__Task statement__
Only the lines from the one containing "What data populates" to the end of the records belong in the output; print them exactly.
── Given entries
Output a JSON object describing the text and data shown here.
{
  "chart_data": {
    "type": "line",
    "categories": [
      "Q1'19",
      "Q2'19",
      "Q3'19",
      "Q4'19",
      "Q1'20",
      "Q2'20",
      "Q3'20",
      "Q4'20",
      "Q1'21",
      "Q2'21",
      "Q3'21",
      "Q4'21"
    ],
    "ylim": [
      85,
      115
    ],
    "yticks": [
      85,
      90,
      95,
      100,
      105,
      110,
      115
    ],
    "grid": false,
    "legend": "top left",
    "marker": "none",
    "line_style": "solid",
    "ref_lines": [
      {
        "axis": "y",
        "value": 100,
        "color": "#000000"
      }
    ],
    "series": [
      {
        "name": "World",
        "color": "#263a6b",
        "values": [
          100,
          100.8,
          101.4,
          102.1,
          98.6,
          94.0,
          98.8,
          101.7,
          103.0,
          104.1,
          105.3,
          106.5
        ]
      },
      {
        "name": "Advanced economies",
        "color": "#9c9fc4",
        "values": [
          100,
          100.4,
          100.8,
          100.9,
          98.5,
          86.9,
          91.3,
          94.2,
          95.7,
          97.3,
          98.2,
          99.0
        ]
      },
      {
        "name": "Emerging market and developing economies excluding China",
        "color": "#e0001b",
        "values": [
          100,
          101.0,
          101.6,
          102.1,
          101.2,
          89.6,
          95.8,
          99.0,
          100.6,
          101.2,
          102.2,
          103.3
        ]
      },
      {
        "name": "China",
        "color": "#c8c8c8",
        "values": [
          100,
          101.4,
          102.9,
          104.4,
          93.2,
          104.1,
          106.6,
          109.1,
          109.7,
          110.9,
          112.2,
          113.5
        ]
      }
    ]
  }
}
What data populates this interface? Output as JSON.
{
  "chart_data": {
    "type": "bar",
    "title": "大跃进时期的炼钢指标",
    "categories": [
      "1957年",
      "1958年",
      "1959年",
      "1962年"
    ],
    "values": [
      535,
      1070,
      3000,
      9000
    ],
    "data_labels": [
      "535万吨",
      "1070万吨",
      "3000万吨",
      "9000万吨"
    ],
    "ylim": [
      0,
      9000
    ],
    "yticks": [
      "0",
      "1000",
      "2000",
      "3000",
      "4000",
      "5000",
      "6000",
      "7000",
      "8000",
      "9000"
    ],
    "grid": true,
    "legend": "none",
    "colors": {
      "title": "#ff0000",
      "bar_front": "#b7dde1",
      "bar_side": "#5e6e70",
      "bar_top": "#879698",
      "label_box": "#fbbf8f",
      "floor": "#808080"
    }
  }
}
────
__Result__
What data populates this interface? Output as JSON.
{
  "chart_data": {
    "type": "bar",
    "title": "大跃进时期的炼钢指标",
    "categories": [
      "1957年",
      "1958年",
      "1959年",
      "1962年"
    ],
    "values": [
      535,
      1070,
      3000,
      9000
    ],
    "data_labels": [
      "535万吨",
      "1070万吨",
      "3000万吨",
      "9000万吨"
    ],
    "ylim": [
      0,
      9000
    ],
    "yticks": [
      "0",
      "1000",
      "2000",
      "3000",
      "4000",
      "5000",
      "6000",
      "7000",
      "8000",
      "9000"
    ],
    "grid": true,
    "legend": "none",
    "colors": {
      "title": "#ff0000",
      "bar_front": "#b7dde1",
      "bar_side": "#5e6e70",
      "bar_top": "#879698",
      "label_box": "#fbbf8f",
      "floor": "#808080"
    }
  }
}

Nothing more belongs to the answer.